**Data provided**
::::

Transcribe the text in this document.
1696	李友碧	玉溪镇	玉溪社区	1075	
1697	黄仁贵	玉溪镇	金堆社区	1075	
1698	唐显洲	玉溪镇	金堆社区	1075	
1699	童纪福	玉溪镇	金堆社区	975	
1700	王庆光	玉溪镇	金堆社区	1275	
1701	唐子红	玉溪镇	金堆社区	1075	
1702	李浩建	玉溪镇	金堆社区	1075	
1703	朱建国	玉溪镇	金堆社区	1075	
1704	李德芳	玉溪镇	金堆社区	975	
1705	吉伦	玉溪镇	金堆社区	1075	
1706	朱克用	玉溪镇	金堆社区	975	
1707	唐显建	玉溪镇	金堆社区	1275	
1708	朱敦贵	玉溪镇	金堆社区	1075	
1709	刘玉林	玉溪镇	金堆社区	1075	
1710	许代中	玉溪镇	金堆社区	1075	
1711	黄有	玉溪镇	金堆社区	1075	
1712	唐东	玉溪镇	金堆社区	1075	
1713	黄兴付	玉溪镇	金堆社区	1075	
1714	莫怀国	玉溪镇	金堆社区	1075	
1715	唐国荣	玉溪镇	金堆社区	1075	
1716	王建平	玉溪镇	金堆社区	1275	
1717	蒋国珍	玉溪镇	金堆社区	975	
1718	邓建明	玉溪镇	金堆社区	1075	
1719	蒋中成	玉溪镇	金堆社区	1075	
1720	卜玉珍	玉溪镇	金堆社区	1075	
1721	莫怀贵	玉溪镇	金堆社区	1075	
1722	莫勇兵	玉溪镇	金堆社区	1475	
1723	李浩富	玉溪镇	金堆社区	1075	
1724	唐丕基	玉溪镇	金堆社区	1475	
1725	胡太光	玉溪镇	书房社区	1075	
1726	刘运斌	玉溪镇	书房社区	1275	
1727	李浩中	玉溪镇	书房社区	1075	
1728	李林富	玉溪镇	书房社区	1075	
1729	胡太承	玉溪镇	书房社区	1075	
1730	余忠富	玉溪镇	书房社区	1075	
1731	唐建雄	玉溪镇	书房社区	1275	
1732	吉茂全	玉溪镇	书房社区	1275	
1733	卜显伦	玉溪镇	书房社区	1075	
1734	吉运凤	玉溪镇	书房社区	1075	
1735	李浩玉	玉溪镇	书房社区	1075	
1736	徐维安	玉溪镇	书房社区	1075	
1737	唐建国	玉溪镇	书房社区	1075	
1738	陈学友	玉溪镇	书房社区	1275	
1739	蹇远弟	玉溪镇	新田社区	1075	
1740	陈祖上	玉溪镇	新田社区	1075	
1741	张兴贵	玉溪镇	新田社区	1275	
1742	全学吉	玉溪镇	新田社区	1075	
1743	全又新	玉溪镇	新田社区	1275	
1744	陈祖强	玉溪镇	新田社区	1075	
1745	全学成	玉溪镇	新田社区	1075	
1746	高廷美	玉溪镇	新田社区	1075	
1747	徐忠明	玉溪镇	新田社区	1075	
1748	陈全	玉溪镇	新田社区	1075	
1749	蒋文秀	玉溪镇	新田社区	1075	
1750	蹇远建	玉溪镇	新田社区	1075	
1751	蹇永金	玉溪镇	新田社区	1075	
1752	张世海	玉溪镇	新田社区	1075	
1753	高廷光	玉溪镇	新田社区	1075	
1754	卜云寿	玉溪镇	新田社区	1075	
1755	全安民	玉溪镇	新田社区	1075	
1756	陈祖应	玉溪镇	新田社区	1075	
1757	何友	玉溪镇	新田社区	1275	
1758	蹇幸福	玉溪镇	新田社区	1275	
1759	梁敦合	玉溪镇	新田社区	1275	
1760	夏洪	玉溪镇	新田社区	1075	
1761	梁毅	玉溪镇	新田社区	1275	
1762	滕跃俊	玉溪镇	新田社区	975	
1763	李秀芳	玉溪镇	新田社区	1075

::::

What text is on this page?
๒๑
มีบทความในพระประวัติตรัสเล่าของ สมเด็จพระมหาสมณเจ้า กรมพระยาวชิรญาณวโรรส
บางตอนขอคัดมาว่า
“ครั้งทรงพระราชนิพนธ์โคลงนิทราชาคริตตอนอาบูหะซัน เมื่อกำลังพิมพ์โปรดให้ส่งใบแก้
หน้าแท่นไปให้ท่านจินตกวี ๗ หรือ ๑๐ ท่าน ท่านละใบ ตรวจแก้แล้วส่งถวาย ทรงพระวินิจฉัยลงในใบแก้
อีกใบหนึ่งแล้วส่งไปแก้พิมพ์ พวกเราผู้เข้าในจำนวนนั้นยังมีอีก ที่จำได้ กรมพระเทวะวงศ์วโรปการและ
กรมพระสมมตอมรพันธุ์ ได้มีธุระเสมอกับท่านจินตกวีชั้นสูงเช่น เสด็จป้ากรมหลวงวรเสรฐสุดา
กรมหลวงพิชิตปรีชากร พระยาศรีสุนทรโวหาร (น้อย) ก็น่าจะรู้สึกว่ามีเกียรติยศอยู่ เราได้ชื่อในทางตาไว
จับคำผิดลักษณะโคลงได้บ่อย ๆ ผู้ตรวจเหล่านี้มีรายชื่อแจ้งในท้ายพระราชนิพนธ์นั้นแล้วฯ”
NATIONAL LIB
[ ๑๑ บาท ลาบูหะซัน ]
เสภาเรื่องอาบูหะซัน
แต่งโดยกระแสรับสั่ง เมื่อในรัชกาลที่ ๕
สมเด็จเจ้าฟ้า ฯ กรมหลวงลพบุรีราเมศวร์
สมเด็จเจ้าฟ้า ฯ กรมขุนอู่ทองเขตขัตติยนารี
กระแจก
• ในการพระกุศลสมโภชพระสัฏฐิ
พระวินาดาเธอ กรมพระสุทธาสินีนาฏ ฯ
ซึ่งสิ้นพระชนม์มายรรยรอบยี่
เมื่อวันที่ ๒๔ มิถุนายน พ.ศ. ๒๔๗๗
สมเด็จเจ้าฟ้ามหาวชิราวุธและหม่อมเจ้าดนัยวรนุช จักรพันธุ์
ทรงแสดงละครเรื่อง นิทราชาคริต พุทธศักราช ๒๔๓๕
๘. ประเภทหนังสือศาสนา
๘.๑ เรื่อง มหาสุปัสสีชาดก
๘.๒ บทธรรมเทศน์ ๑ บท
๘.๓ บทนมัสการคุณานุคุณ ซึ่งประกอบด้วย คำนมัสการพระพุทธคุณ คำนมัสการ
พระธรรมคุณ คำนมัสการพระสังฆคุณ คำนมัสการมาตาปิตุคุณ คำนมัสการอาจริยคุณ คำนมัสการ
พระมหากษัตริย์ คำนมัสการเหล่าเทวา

::::

**Prompt**
Copy out every line from the data above that has "นตกว" in it.

**The response**
หน้าแท่นไปให้ท่านจินตกวี ๗ หรือ ๑๐ ท่าน ท่านละใบ ตรวจแก้แล้วส่งถวาย ทรงพระวินิจฉัยลงในใบแก้
กรมพระสมมตอมรพันธุ์ ได้มีธุระเสมอกับท่านจินตกวีชั้นสูงเช่น เสด็จป้ากรมหลวงวรเสรฐสุดา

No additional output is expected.